AIM: Copy out every line containing the word "الرد".

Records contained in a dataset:
((
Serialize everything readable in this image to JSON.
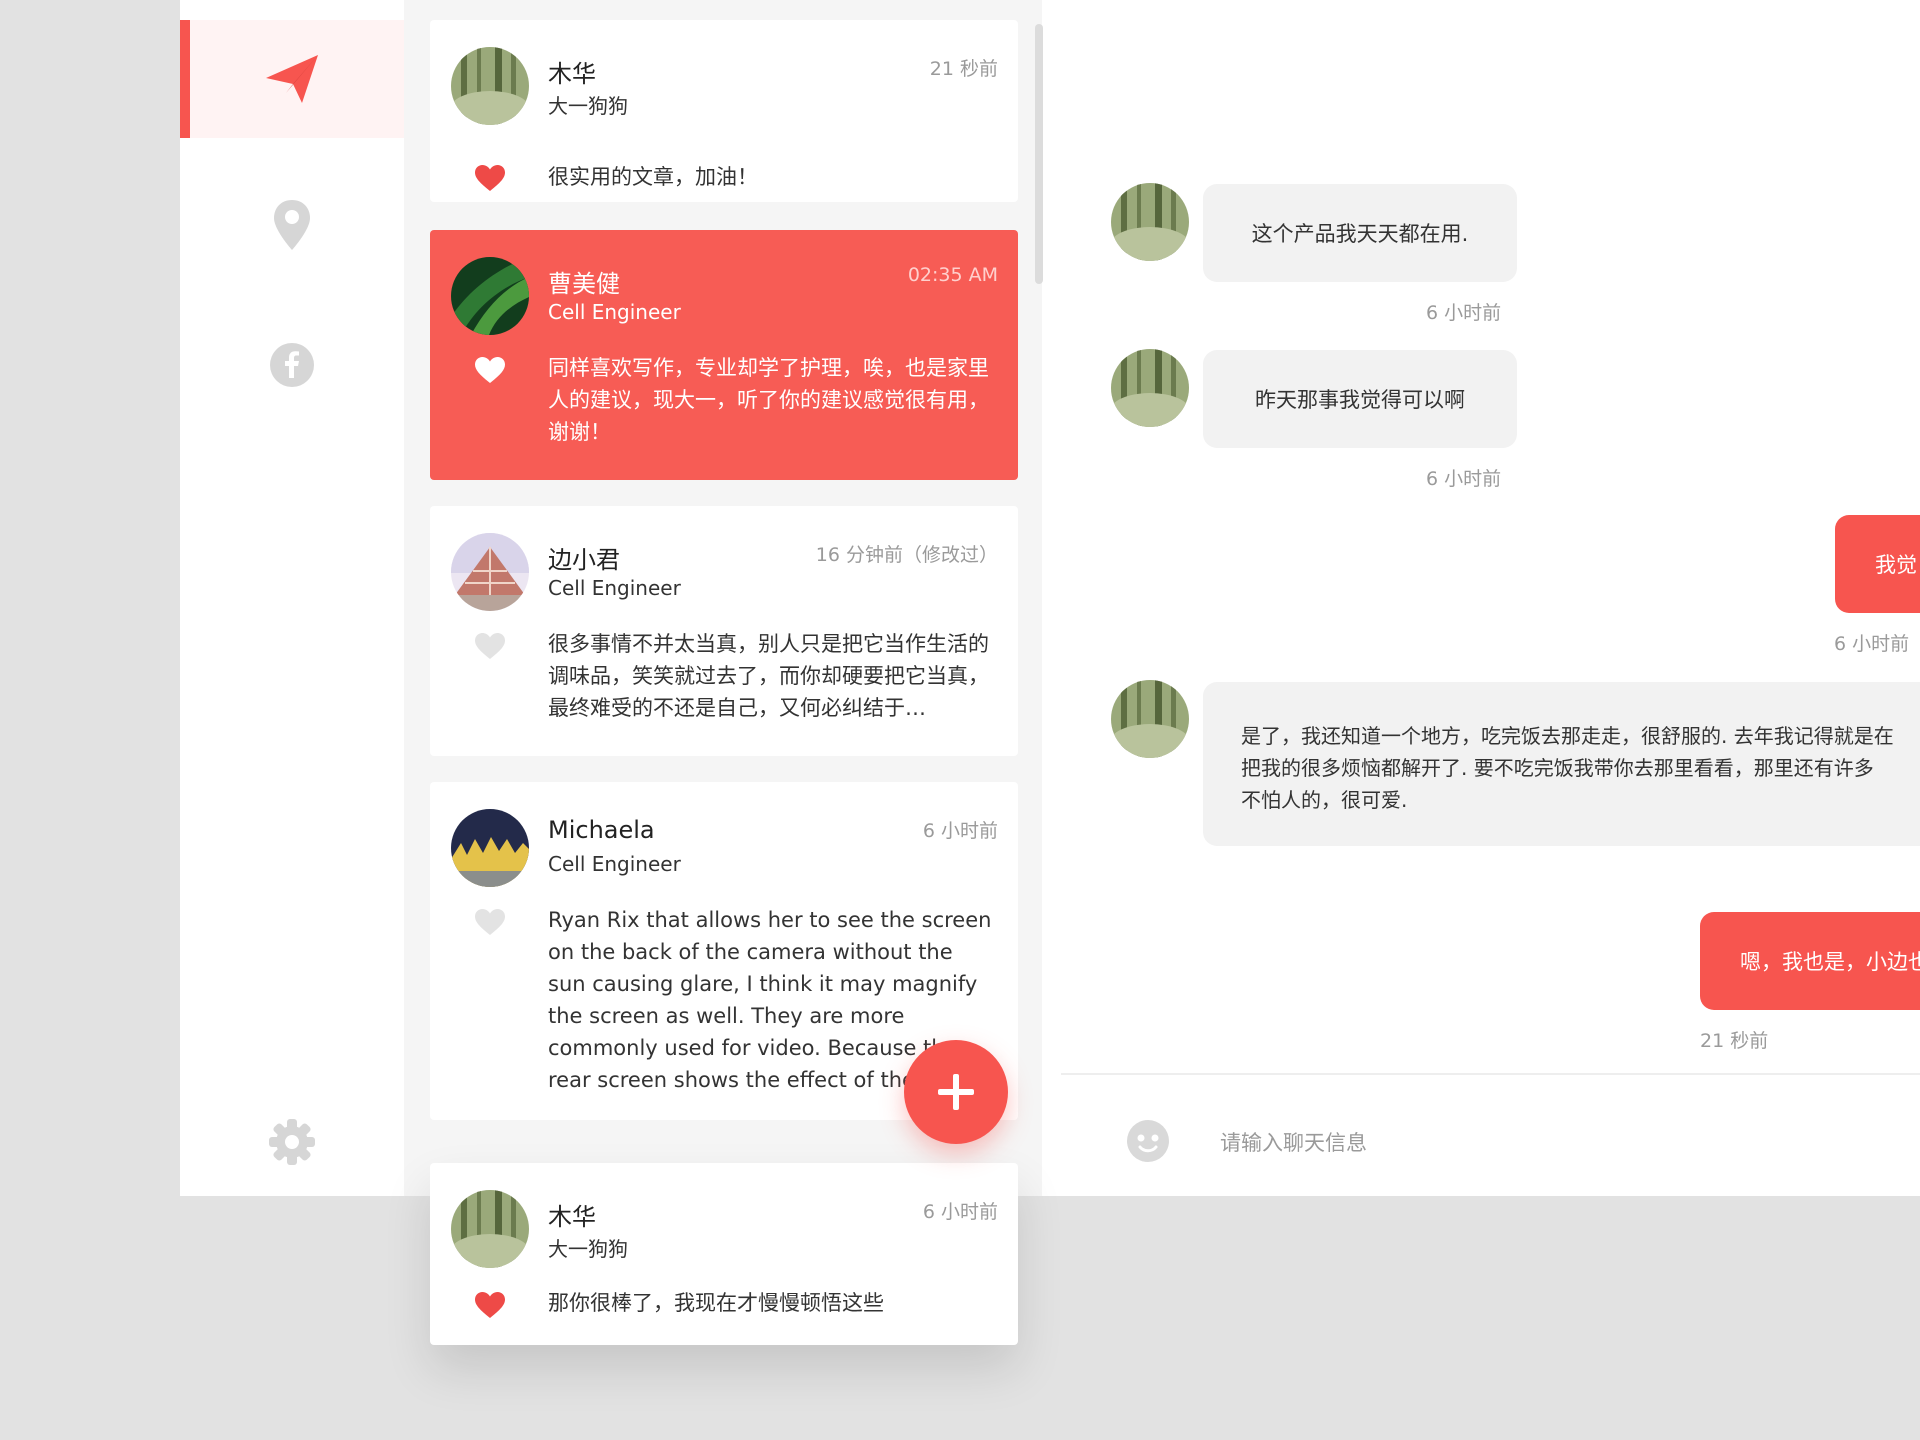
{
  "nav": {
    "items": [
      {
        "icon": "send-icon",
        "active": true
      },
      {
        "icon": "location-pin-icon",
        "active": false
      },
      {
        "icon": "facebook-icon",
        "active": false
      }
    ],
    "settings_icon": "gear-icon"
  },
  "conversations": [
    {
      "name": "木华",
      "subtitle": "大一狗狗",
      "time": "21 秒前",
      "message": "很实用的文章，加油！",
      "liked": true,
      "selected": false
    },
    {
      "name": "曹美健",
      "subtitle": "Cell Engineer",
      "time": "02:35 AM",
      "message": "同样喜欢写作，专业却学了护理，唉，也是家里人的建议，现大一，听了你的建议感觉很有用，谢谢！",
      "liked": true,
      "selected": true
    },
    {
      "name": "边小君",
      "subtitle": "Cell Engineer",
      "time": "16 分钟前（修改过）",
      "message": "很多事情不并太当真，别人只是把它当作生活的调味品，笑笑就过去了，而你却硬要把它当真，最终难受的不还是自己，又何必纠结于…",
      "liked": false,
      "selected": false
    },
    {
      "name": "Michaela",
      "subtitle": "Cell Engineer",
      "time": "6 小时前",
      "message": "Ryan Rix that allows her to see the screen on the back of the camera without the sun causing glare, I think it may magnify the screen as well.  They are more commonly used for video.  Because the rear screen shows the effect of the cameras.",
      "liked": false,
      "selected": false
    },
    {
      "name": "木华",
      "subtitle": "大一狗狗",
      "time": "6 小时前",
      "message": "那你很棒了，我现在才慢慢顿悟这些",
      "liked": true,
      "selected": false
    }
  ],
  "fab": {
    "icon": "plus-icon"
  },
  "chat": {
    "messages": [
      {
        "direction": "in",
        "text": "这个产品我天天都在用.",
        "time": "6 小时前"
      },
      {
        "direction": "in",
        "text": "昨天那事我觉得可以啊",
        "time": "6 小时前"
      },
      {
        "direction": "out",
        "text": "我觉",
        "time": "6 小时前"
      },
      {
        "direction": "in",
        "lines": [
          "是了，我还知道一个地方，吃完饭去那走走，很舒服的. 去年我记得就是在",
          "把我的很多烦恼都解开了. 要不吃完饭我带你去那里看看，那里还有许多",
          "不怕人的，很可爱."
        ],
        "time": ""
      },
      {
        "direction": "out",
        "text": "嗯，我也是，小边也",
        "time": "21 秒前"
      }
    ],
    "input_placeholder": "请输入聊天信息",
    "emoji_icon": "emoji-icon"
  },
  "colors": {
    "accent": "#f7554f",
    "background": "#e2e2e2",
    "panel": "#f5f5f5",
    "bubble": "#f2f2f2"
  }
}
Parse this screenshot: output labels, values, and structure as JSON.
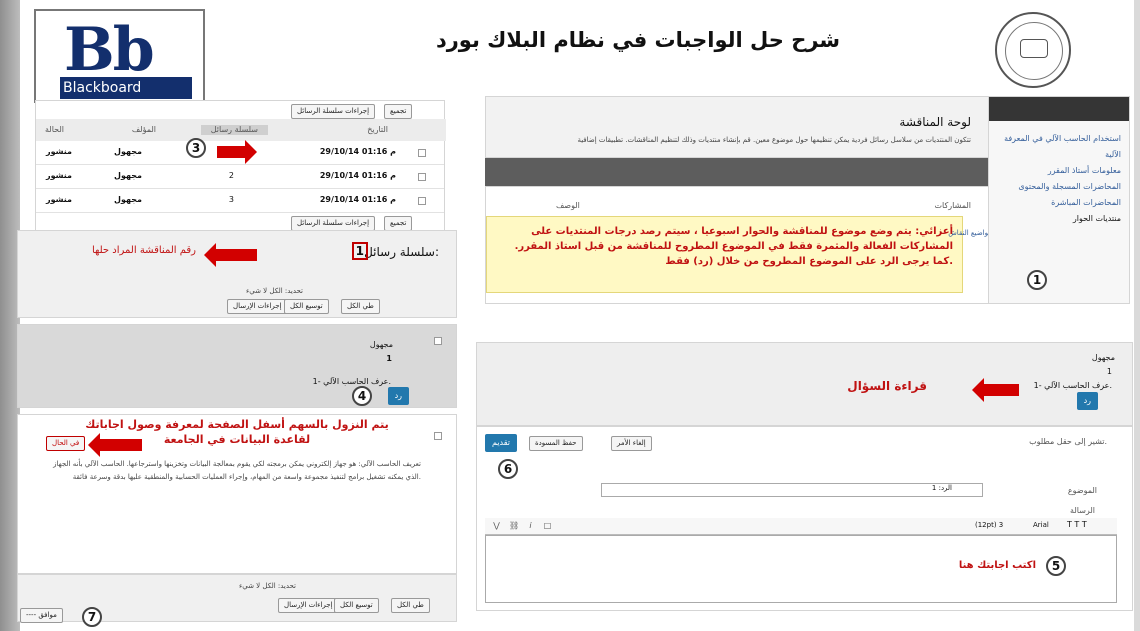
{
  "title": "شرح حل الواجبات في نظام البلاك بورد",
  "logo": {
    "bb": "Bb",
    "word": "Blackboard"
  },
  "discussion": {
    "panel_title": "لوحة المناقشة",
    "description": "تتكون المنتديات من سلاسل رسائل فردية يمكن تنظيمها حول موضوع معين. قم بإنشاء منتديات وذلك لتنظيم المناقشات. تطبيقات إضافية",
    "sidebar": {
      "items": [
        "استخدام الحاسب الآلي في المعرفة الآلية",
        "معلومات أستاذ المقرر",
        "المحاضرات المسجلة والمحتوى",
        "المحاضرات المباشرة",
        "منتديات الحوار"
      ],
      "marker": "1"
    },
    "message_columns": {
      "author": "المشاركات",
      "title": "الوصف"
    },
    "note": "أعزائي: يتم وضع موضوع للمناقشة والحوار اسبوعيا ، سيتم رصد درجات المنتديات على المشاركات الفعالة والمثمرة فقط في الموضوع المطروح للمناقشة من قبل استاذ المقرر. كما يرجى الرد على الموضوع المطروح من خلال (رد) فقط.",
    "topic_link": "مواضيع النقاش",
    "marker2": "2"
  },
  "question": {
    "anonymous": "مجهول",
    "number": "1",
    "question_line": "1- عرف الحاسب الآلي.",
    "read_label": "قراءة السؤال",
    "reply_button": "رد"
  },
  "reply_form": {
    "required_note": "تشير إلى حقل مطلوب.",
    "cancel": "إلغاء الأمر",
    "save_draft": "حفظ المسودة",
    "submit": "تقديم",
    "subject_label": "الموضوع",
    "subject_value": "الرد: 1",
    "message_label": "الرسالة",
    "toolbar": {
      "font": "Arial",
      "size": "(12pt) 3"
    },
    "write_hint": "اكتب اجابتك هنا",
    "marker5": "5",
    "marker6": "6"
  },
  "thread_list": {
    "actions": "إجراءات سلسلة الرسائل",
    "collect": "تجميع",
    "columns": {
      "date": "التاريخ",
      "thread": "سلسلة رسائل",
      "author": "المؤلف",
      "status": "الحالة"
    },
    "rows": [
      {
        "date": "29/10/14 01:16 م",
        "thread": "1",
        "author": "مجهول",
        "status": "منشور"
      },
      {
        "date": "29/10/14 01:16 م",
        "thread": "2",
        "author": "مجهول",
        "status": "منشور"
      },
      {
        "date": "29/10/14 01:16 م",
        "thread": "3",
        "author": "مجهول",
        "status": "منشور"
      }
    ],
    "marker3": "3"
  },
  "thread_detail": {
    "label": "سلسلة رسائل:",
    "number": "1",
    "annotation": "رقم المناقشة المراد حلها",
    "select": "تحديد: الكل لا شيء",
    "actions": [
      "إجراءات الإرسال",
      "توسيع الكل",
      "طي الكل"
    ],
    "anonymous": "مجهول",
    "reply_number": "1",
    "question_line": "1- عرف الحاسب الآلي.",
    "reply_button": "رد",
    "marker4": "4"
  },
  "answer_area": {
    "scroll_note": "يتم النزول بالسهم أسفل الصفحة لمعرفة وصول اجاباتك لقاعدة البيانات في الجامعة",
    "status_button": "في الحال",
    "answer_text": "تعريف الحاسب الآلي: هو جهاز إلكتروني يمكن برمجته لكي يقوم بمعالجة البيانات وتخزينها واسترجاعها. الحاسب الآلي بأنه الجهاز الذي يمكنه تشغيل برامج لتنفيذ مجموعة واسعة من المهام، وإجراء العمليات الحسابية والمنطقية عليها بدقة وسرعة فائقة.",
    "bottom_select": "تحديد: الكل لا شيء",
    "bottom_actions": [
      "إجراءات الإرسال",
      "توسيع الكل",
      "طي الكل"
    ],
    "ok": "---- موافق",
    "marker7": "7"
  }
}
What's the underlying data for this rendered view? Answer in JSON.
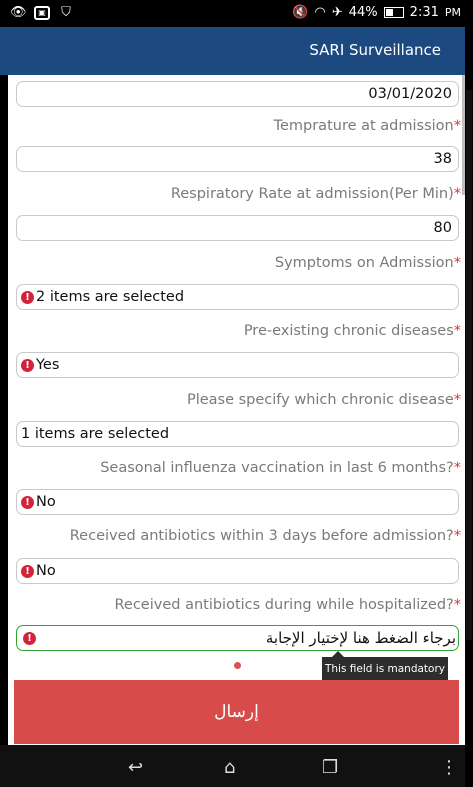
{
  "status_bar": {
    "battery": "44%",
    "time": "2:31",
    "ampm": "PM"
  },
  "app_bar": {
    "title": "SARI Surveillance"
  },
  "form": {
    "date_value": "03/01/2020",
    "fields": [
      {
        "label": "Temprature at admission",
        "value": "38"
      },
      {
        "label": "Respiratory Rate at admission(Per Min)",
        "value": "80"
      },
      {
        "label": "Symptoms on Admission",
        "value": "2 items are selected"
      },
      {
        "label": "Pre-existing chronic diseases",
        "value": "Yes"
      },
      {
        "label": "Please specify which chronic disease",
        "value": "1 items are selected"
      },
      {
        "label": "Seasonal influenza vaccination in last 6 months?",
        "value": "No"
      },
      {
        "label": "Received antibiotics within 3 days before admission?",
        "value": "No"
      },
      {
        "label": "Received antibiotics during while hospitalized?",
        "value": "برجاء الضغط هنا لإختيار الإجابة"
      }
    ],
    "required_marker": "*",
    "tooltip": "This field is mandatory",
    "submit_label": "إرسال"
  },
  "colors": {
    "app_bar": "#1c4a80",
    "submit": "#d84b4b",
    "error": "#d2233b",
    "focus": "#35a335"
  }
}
))
COMPLETED EXERCISE:
    "note": "أعزائي: يتم وضع موضوع للمناقشة والحوار اسبوعيا ، سيتم رصد درجات المنتديات على المشاركات الفعالة والمثمرة فقط في الموضوع المطروح للمناقشة من قبل استاذ المقرر. كما يرجى الرد على الموضوع المطروح من خلال (رد) فقط.",
    "subject_value": "الرد: 1",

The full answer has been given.